▶ What is needed: Using the data below, copy every line that contains the word "tradición".

▶ Data supplied:
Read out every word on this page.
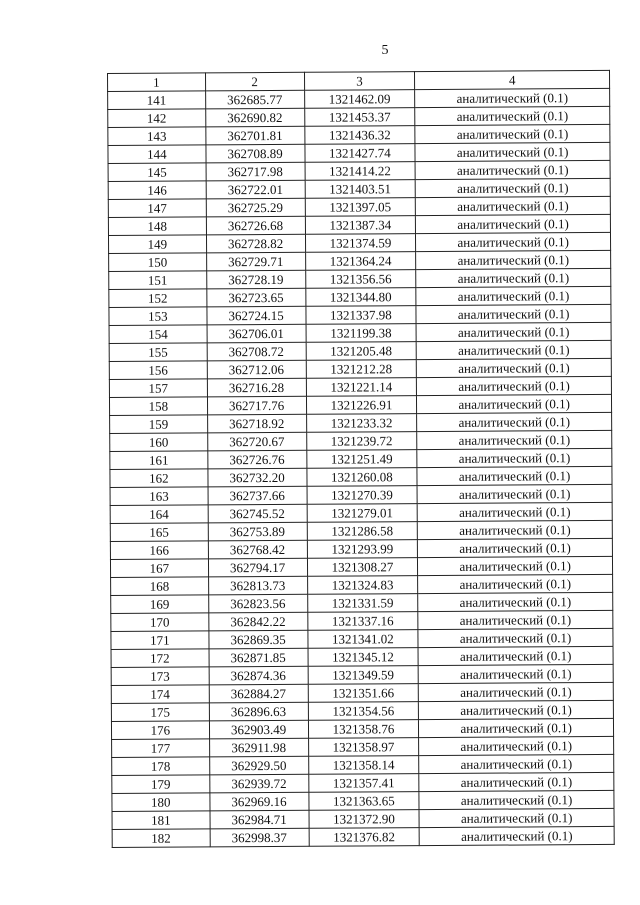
5
1	2	3	4
141	362685.77	1321462.09	аналитический (0.1)
142	362690.82	1321453.37	аналитический (0.1)
143	362701.81	1321436.32	аналитический (0.1)
144	362708.89	1321427.74	аналитический (0.1)
145	362717.98	1321414.22	аналитический (0.1)
146	362722.01	1321403.51	аналитический (0.1)
147	362725.29	1321397.05	аналитический (0.1)
148	362726.68	1321387.34	аналитический (0.1)
149	362728.82	1321374.59	аналитический (0.1)
150	362729.71	1321364.24	аналитический (0.1)
151	362728.19	1321356.56	аналитический (0.1)
152	362723.65	1321344.80	аналитический (0.1)
153	362724.15	1321337.98	аналитический (0.1)
154	362706.01	1321199.38	аналитический (0.1)
155	362708.72	1321205.48	аналитический (0.1)
156	362712.06	1321212.28	аналитический (0.1)
157	362716.28	1321221.14	аналитический (0.1)
158	362717.76	1321226.91	аналитический (0.1)
159	362718.92	1321233.32	аналитический (0.1)
160	362720.67	1321239.72	аналитический (0.1)
161	362726.76	1321251.49	аналитический (0.1)
162	362732.20	1321260.08	аналитический (0.1)
163	362737.66	1321270.39	аналитический (0.1)
164	362745.52	1321279.01	аналитический (0.1)
165	362753.89	1321286.58	аналитический (0.1)
166	362768.42	1321293.99	аналитический (0.1)
167	362794.17	1321308.27	аналитический (0.1)
168	362813.73	1321324.83	аналитический (0.1)
169	362823.56	1321331.59	аналитический (0.1)
170	362842.22	1321337.16	аналитический (0.1)
171	362869.35	1321341.02	аналитический (0.1)
172	362871.85	1321345.12	аналитический (0.1)
173	362874.36	1321349.59	аналитический (0.1)
174	362884.27	1321351.66	аналитический (0.1)
175	362896.63	1321354.56	аналитический (0.1)
176	362903.49	1321358.76	аналитический (0.1)
177	362911.98	1321358.97	аналитический (0.1)
178	362929.50	1321358.14	аналитический (0.1)
179	362939.72	1321357.41	аналитический (0.1)
180	362969.16	1321363.65	аналитический (0.1)
181	362984.71	1321372.90	аналитический (0.1)
182	362998.37	1321376.82	аналитический (0.1)
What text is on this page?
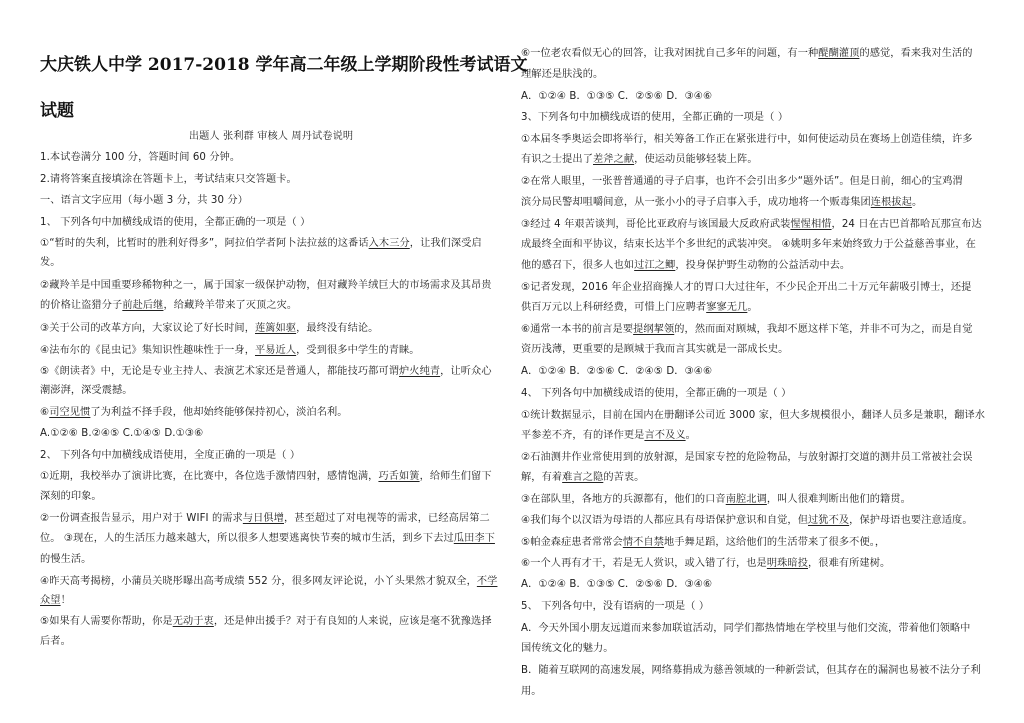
大庆铁人中学 2017-2018 学年高二年级上学期阶段性考试语文
试题
出题人 张利群 审核人 周丹试卷说明
1.本试卷满分 100 分，答题时间 60 分钟。
2.请将答案直接填涂在答题卡上，考试结束只交答题卡。
一、语言文字应用（每小题 3 分，共 30 分）
1、 下列各句中加横线成语的使用，全都正确的一项是（ ）
①“暂时的失利，比暂时的胜利好得多”，阿拉伯学者阿卜法拉兹的这番话入木三分，让我们深受启
发。
②藏羚羊是中国重要珍稀物种之一，属于国家一级保护动物，但对藏羚羊绒巨大的市场需求及其昂贵
的价格让盗猎分子前赴后继，给藏羚羊带来了灭顶之灾。
③关于公司的改革方向，大家议论了好长时间，莲篱如驱，最终没有结论。
④法布尔的《昆虫记》集知识性趣味性于一身，平易近人，受到很多中学生的青睐。
⑤《朗读者》中，无论是专业主持人、表演艺术家还是普通人，都能技巧都可谓炉火纯青，让听众心
潮澎湃，深受震撼。
⑥司空见惯了为利益不择手段，他却始终能够保持初心，淡泊名利。
A.①②⑥ B.②④⑤ C.①④⑤ D.①③⑥
2、 下列各句中加横线成语使用，全度正确的一项是（ ）
①近期，我校举办了演讲比赛，在比赛中，各位选手激情四射，感情饱满，巧舌如簧，给师生们留下
深刻的印象。
②一份调查报告显示，用户对于 WIFI 的需求与日俱增，甚至超过了对电视等的需求，已经高居第二
位。 ③现在，人的生活压力越来越大，所以很多人想要逃离快节奏的城市生活，到乡下去过瓜田李下
的慢生活。
④昨天高考揭榜，小蒲员关晓彤曝出高考成绩 552 分，很多网友评论说，小丫头果然才貌双全，不学
众望！
⑤如果有人需要你帮助，你是无动于衷，还是伸出援手？对于有良知的人来说，应该是毫不犹豫选择
后者。
⑥一位老农看似无心的回答，让我对困扰自己多年的问题，有一种醍醐灌顶的感觉，看来我对生活的
理解还是肤浅的。
A．①②④ B．①③⑤ C．②⑤⑥ D．③④⑥
3、下列各句中加横线成语的使用，全都正确的一项是（ ）
①本届冬季奥运会即将举行，相关筹备工作正在紧张进行中，如何使运动员在赛场上创造佳绩，许多
有识之士提出了差斧之献，使运动员能够轻装上阵。
②在常人眼里，一张普普通通的寻子启事，也许不会引出多少“题外话”。但是日前，细心的宝鸡渭
滨分局民警却咀嚼间意，从一张小小的寻子启事入手，成功地将一个贩毒集团连根拔起。
③经过 4 年艰苦谈判，哥伦比亚政府与该国最大反政府武装惺惺相惜，24 日在古巴首都哈瓦那宣布达
成最终全面和平协议，结束长达半个多世纪的武装冲突。 ④姚明多年来始终致力于公益慈善事业，在
他的感召下，很多人也如过江之鲫，投身保护野生动物的公益活动中去。
⑤记者发现，2016 年企业招商操人才的胃口大过往年，不少民企开出二十万元年薪吸引博士，还提
供百万元以上科研经费，可惜上门应聘者寥寥无几。
⑥通常一本书的前言是要提纲挈领的，然而面对顾城，我却不愿这样下笔，并非不可为之，而是自觉
资历浅薄，更重要的是顾城于我而言其实就是一部成长史。
A．①②④ B．②⑤⑥ C．②④⑤ D．③④⑥
4、 下列各句中加横线成语的使用，全都正确的一项是（ ）
①统计数据显示，目前在国内在册翻译公司近 3000 家，但大多规模很小，翻译人员多是兼职，翻译水
平参差不齐，有的译作更是言不及义。
②石油测井作业常使用到的放射源，是国家专控的危险物品，与放射源打交道的测井员工常被社会误
解，有着难言之隐的苦衷。
③在部队里，各地方的兵源都有，他们的口音南腔北调，叫人很难判断出他们的籍贯。
④我们每个以汉语为母语的人都应具有母语保护意识和自觉，但过犹不及，保护母语也要注意适度。
⑤帕金森症患者常常会情不自禁地手舞足蹈，这给他们的生活带来了很多不便。，
⑥一个人再有才干，若是无人赏识，或入错了行，也是明珠暗投，很难有所建树。
A．①②④ B．①③⑤ C．②⑤⑥ D．③④⑥
5、 下列各句中，没有语病的一项是（ ）
A．今天外国小朋友远道而来参加联谊活动，同学们都热情地在学校里与他们交流，带着他们领略中
国传统文化的魅力。
B．随着互联网的高速发展，网络募捐成为慈善领域的一种新尝试，但其存在的漏洞也易被不法分子利
用。
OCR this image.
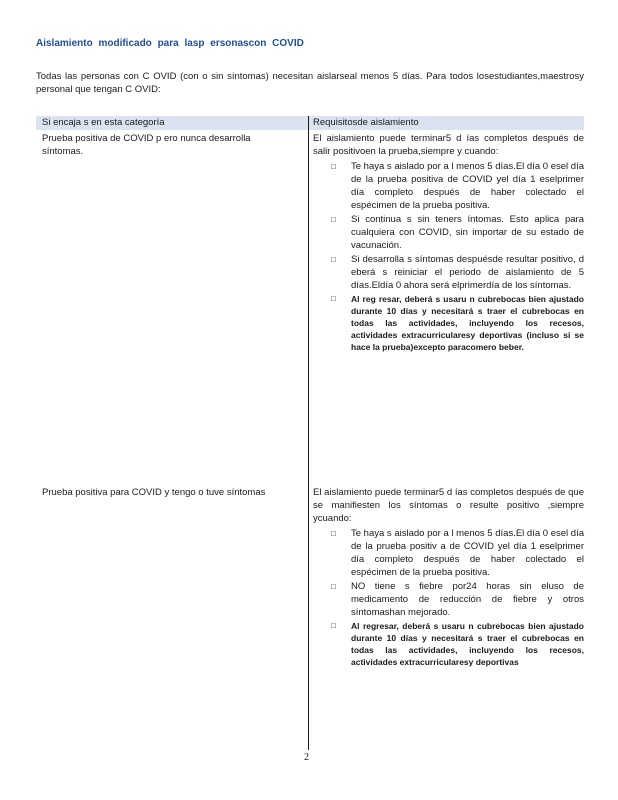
Aislamiento modificado para lasp ersonascon COVID
Todas las personas con C OVID (con o sin síntomas) necesitan aislarseal menos 5 días. Para todos losestudiantes,maestrosy personal que tengan C OVID:
Si encaja s en esta categoría	Requisitosde aislamiento
Prueba positiva de COVID p ero nunca desarrolla síntomas.

El aislamiento puede terminar5 d ías completos después de salir positivoen la prueba,siempre y cuando:

□ Te haya s aislado por a l menos 5 días.El día 0 esel día de la prueba positiva de COVID yel día 1 eselprimer día completo después de haber colectado el espécimen de la prueba positiva.
□ Si continua s sin teners íntomas. Esto aplica para cualquiera con COVID, sin importar de su estado de vacunación.
□ Si desarrolla s síntomas despuésde resultar positivo, d eberá s reiniciar el periodo de aislamiento de 5 días.Eldía 0 ahora será elprimerdía de los síntomas.
□ Al reg resar, deberá s usaru n cubrebocas bien ajustado durante 10 días y necesitará s traer el cubrebocas en todas las actividades, incluyendo los recesos, actividades extracurricularesy deportivas (incluso si se hace la prueba)excepto paracomero beber.
Prueba positiva para COVID y tengo o tuve síntomas	El aislamiento puede terminar5 d ías completos después de que se manifiesten los síntomas o resulte positivo ,siempre ycuando:

□ Te haya s aislado por a l menos 5 días.El día 0 esel día de la prueba positiv a de COVID yel día 1 eselprimer día completo después de haber colectado el espécimen de la prueba positiva.
□ NO tiene s fiebre por24 horas sin eluso de medicamento de reducción de fiebre y otros síntomashan mejorado.
□ Al regresar, deberá s usaru n cubrebocas bien ajustado durante 10 días y necesitará s traer el cubrebocas en todas las actividades, incluyendo los recesos, actividades extracurricularesy deportivas
2
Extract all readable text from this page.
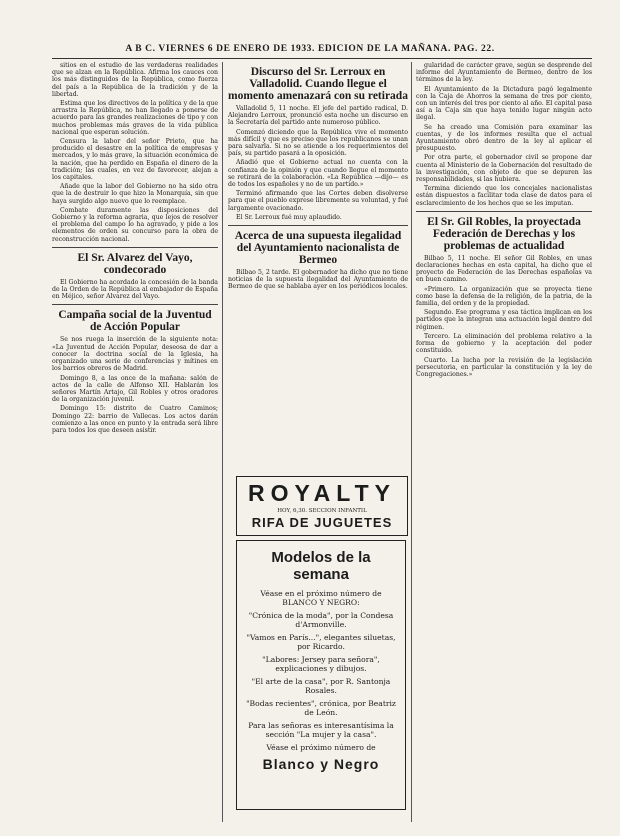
A B C. VIERNES 6 DE ENERO DE 1933. EDICION DE LA MAÑANA. PAG. 22.

sitios en el estudio de las verdaderas realidades que se alzan en la República. Afirma los cauces con los más distinguidos de la República, como fuerza del país a la República de la tradición y de la libertad.

Estima que los directivos de la política y de la que arrastra la República, no han llegado a ponerse de acuerdo para las grandes realizaciones de tipo y con muchos problemas más graves de la vida pública nacional que esperan solución.

Censura la labor del señor Prieto, que ha producido el desastre en la política de empresas y mercados, y lo más grave, la situación económica de la nación, que ha perdido en España el dinero de la tradición; las cuales, en vez de favorecer, alejan a los capitales.

Añade que la labor del Gobierno no ha sido otra que la de destruir lo que hizo la Monarquía, sin que haya surgido algo nuevo que lo reemplace.

Combate duramente las disposiciones del Gobierno y la reforma agraria, que lejos de resolver el problema del campo lo ha agravado, y pide a los elementos de orden su concurso para la obra de reconstrucción nacional.

El Sr. Alvarez del Vayo, condecorado

El Gobierno ha acordado la concesión de la banda de la Orden de la República al embajador de España en Méjico, señor Alvarez del Vayo.

Campaña social de la Juventud de Acción Popular

Se nos ruega la inserción de la siguiente nota: «La Juventud de Acción Popular, deseosa de dar a conocer la doctrina social de la Iglesia, ha organizado una serie de conferencias y mítines en los barrios obreros de Madrid.

Domingo 8, a las once de la mañana: salón de actos de la calle de Alfonso XII. Hablarán los señores Martín Artajo, Gil Robles y otros oradores de la organización juvenil.

Domingo 15: distrito de Cuatro Caminos; Domingo 22: barrio de Vallecas. Los actos darán comienzo a las once en punto y la entrada será libre para todos los que deseen asistir.

Discurso del Sr. Lerroux en Valladolid. Cuando llegue el momento amenazará con su retirada

Valladolid 5, 11 noche. El jefe del partido radical, D. Alejandro Lerroux, pronunció esta noche un discurso en la Secretaría del partido ante numeroso público.

Comenzó diciendo que la República vive el momento más difícil y que es preciso que los republicanos se unan para salvarla. Si no se atiende a los requerimientos del país, su partido pasará a la oposición.

Añadió que el Gobierno actual no cuenta con la confianza de la opinión y que cuando llegue el momento se retirará de la colaboración. «La República —dijo— es de todos los españoles y no de un partido.»

Terminó afirmando que las Cortes deben disolverse para que el pueblo exprese libremente su voluntad, y fué largamente ovacionado.

El Sr. Lerroux fué muy aplaudido.

Acerca de una supuesta ilegalidad del Ayuntamiento nacionalista de Bermeo

Bilbao 5, 2 tarde. El gobernador ha dicho que no tiene noticias de la supuesta ilegalidad del Ayuntamiento de Bermeo de que se hablaba ayer en los periódicos locales.

ROYALTY
HOY, 6,30. SECCION INFANTIL
RIFA DE JUGUETES
Modelos de la semana
Véase en el próximo número de BLANCO Y NEGRO:
"Crónica de la moda", por la Condesa d'Armonville.
"Vamos en París...", elegantes siluetas, por Ricardo.
"Labores: Jersey para señora", explicaciones y dibujos.
"El arte de la casa", por R. Santonja Rosales.
"Bodas recientes", crónica, por Beatriz de León.
Para las señoras es interesantísima la sección "La mujer y la casa".
Véase el próximo número de
Blanco y Negro

gularidad de carácter grave, según se desprende del informe del Ayuntamiento de Bermeo, dentro de los términos de la ley.

El Ayuntamiento de la Dictadura pagó legalmente con la Caja de Ahorros la semana de tres por ciento, con un interés del tres por ciento al año. El capital pasa así a la Caja sin que haya tenido lugar ningún acto ilegal.

Se ha creado una Comisión para examinar las cuentas, y de los informes resulta que el actual Ayuntamiento obró dentro de la ley al aplicar el presupuesto.

Por otra parte, el gobernador civil se propone dar cuenta al Ministerio de la Gobernación del resultado de la investigación, con objeto de que se depuren las responsabilidades, si las hubiera.

Termina diciendo que los concejales nacionalistas están dispuestos a facilitar toda clase de datos para el esclarecimiento de los hechos que se les imputan.

El Sr. Gil Robles, la proyectada Federación de Derechas y los problemas de actualidad

Bilbao 5, 11 noche. El señor Gil Robles, en unas declaraciones hechas en esta capital, ha dicho que el proyecto de Federación de las Derechas españolas va en buen camino.

«Primero. La organización que se proyecta tiene como base la defensa de la religión, de la patria, de la familia, del orden y de la propiedad.

Segundo. Ese programa y esa táctica implican en los partidos que la integran una actuación legal dentro del régimen.

Tercero. La eliminación del problema relativo a la forma de gobierno y la aceptación del poder constituido.

Cuarto. La lucha por la revisión de la legislación persecutoria, en particular la constitución y la ley de Congregaciones.»
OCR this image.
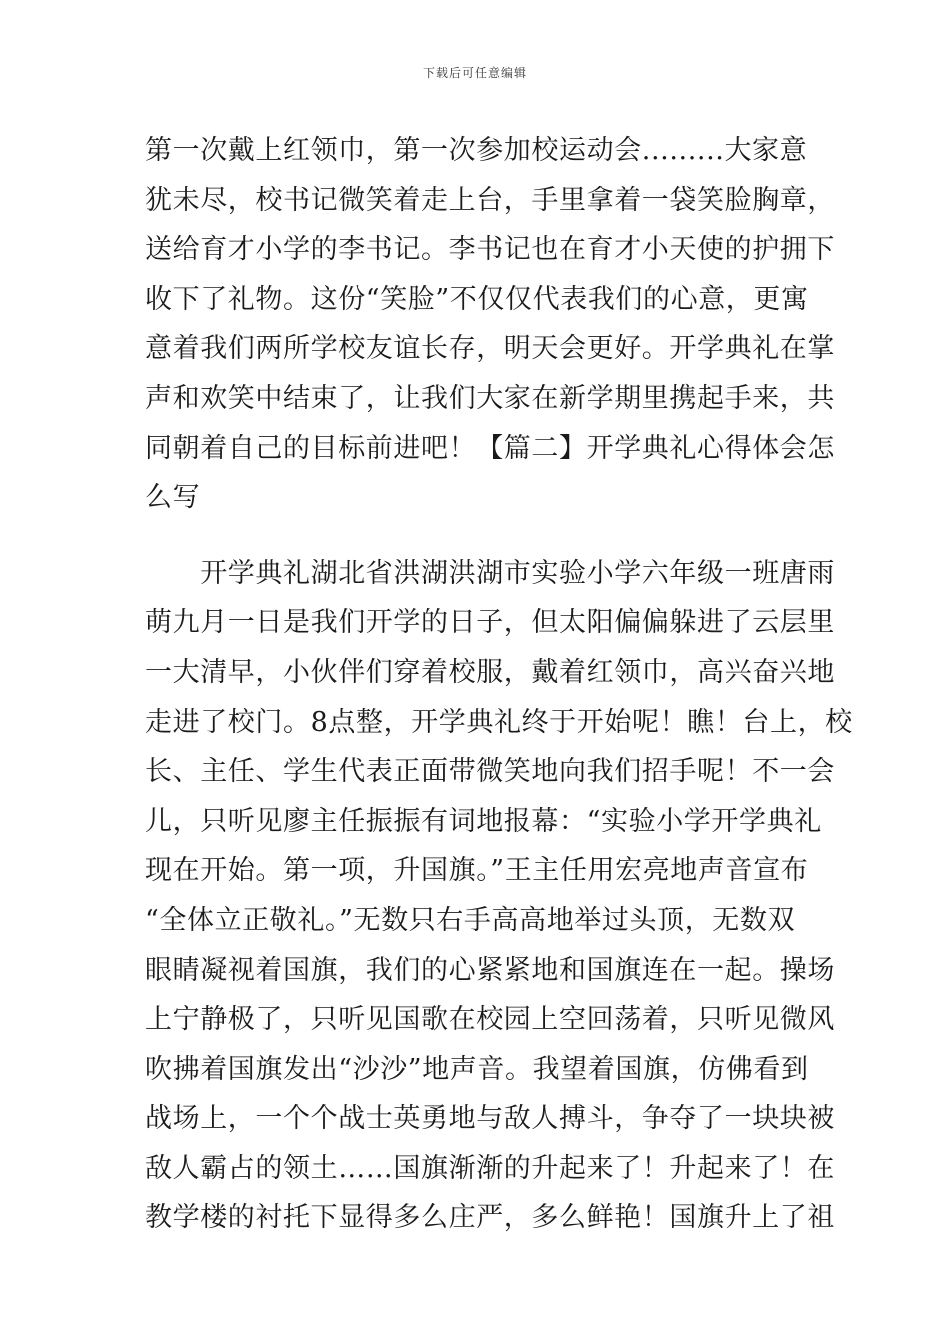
下载后可任意编辑
第一次戴上红领巾，第一次参加校运动会.........大家意
犹未尽，校书记微笑着走上台，手里拿着一袋笑脸胸章，
送给育才小学的李书记。李书记也在育才小天使的护拥下
收下了礼物。这份“笑脸”不仅仅代表我们的心意，更寓
意着我们两所学校友谊长存，明天会更好。开学典礼在掌
声和欢笑中结束了，让我们大家在新学期里携起手来，共
同朝着自己的目标前进吧！【篇二】开学典礼心得体会怎
么写
　　开学典礼湖北省洪湖洪湖市实验小学六年级一班唐雨
萌九月一日是我们开学的日子，但太阳偏偏躲进了云层里
一大清早，小伙伴们穿着校服，戴着红领巾，高兴奋兴地
走进了校门。8点整，开学典礼终于开始呢！瞧！台上，校
长、主任、学生代表正面带微笑地向我们招手呢！不一会
儿，只听见廖主任振振有词地报幕：“实验小学开学典礼
现在开始。第一项，升国旗。”王主任用宏亮地声音宣布
“全体立正敬礼。”无数只右手高高地举过头顶，无数双
眼睛凝视着国旗，我们的心紧紧地和国旗连在一起。操场
上宁静极了，只听见国歌在校园上空回荡着，只听见微风
吹拂着国旗发出“沙沙”地声音。我望着国旗，仿佛看到
战场上，一个个战士英勇地与敌人搏斗，争夺了一块块被
敌人霸占的领土……国旗渐渐的升起来了！升起来了！在
教学楼的衬托下显得多么庄严，多么鲜艳！国旗升上了祖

▶ Task result:
sitios en el estudio de las verdaderas realidades que se alzan en la República. Afirma los cauces con los más distinguidos de la República, como fuerza del país a la República de la tradición y de la libertad.
Censura la labor del señor Prieto, que ha producido el desastre en la política de empresas y mercados, y lo más grave, la situación económica de la nación, que ha perdido en España el dinero de la tradición; las cuales, en vez de favorecer, alejan a los capitales.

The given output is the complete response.